__YOUR TASK__:
Print all the records exactly, please.

[Start of DATA TO PROCESS]

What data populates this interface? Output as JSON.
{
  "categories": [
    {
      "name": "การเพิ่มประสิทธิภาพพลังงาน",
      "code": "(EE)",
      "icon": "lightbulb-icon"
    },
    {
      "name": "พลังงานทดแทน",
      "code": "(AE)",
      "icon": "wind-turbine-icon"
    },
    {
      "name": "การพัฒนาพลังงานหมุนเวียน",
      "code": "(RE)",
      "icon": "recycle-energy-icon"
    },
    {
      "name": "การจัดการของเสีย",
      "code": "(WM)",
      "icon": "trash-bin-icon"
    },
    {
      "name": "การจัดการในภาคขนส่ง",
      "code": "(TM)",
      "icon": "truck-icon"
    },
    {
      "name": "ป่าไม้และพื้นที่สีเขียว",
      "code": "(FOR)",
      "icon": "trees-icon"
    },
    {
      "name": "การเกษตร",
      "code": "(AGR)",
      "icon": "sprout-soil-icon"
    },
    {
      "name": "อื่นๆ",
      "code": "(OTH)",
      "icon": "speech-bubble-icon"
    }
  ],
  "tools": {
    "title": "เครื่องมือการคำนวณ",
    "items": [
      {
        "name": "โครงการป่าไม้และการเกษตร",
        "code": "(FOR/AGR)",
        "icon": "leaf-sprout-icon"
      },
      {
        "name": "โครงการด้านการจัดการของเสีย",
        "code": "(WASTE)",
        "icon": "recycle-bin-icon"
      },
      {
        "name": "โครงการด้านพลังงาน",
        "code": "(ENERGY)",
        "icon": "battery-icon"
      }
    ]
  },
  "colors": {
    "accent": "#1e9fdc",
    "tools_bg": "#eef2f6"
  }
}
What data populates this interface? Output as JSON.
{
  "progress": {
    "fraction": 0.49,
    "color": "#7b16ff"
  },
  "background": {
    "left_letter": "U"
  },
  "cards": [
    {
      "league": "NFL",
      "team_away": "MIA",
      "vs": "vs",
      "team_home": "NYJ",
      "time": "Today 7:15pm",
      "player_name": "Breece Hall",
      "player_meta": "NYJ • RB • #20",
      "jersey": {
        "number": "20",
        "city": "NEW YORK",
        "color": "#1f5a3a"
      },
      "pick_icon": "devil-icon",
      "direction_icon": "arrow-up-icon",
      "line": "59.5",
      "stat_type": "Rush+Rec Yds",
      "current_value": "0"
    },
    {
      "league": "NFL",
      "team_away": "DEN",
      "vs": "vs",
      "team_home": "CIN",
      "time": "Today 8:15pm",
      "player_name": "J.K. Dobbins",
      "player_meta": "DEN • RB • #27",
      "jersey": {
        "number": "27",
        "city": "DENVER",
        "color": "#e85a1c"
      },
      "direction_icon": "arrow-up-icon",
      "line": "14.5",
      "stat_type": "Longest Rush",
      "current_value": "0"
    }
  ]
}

[End of DATA TO PROCESS]

__FULL ANSWER__:
What data populates this interface? Output as JSON.
{
  "categories": [
    {
      "name": "การเพิ่มประสิทธิภาพพลังงาน",
      "code": "(EE)",
      "icon": "lightbulb-icon"
    },
    {
      "name": "พลังงานทดแทน",
      "code": "(AE)",
      "icon": "wind-turbine-icon"
    },
    {
      "name": "การพัฒนาพลังงานหมุนเวียน",
      "code": "(RE)",
      "icon": "recycle-energy-icon"
    },
    {
      "name": "การจัดการของเสีย",
      "code": "(WM)",
      "icon": "trash-bin-icon"
    },
    {
      "name": "การจัดการในภาคขนส่ง",
      "code": "(TM)",
      "icon": "truck-icon"
    },
    {
      "name": "ป่าไม้และพื้นที่สีเขียว",
      "code": "(FOR)",
      "icon": "trees-icon"
    },
    {
      "name": "การเกษตร",
      "code": "(AGR)",
      "icon": "sprout-soil-icon"
    },
    {
      "name": "อื่นๆ",
      "code": "(OTH)",
      "icon": "speech-bubble-icon"
    }
  ],
  "tools": {
    "title": "เครื่องมือการคำนวณ",
    "items": [
      {
        "name": "โครงการป่าไม้และการเกษตร",
        "code": "(FOR/AGR)",
        "icon": "leaf-sprout-icon"
      },
      {
        "name": "โครงการด้านการจัดการของเสีย",
        "code": "(WASTE)",
        "icon": "recycle-bin-icon"
      },
      {
        "name": "โครงการด้านพลังงาน",
        "code": "(ENERGY)",
        "icon": "battery-icon"
      }
    ]
  },
  "colors": {
    "accent": "#1e9fdc",
    "tools_bg": "#eef2f6"
  }
}
What data populates this interface? Output as JSON.
{
  "progress": {
    "fraction": 0.49,
    "color": "#7b16ff"
  },
  "background": {
    "left_letter": "U"
  },
  "cards": [
    {
      "league": "NFL",
      "team_away": "MIA",
      "vs": "vs",
      "team_home": "NYJ",
      "time": "Today 7:15pm",
      "player_name": "Breece Hall",
      "player_meta": "NYJ • RB • #20",
      "jersey": {
        "number": "20",
        "city": "NEW YORK",
        "color": "#1f5a3a"
      },
      "pick_icon": "devil-icon",
      "direction_icon": "arrow-up-icon",
      "line": "59.5",
      "stat_type": "Rush+Rec Yds",
      "current_value": "0"
    },
    {
      "league": "NFL",
      "team_away": "DEN",
      "vs": "vs",
      "team_home": "CIN",
      "time": "Today 8:15pm",
      "player_name": "J.K. Dobbins",
      "player_meta": "DEN • RB • #27",
      "jersey": {
        "number": "27",
        "city": "DENVER",
        "color": "#e85a1c"
      },
      "direction_icon": "arrow-up-icon",
      "line": "14.5",
      "stat_type": "Longest Rush",
      "current_value": "0"
    }
  ]
}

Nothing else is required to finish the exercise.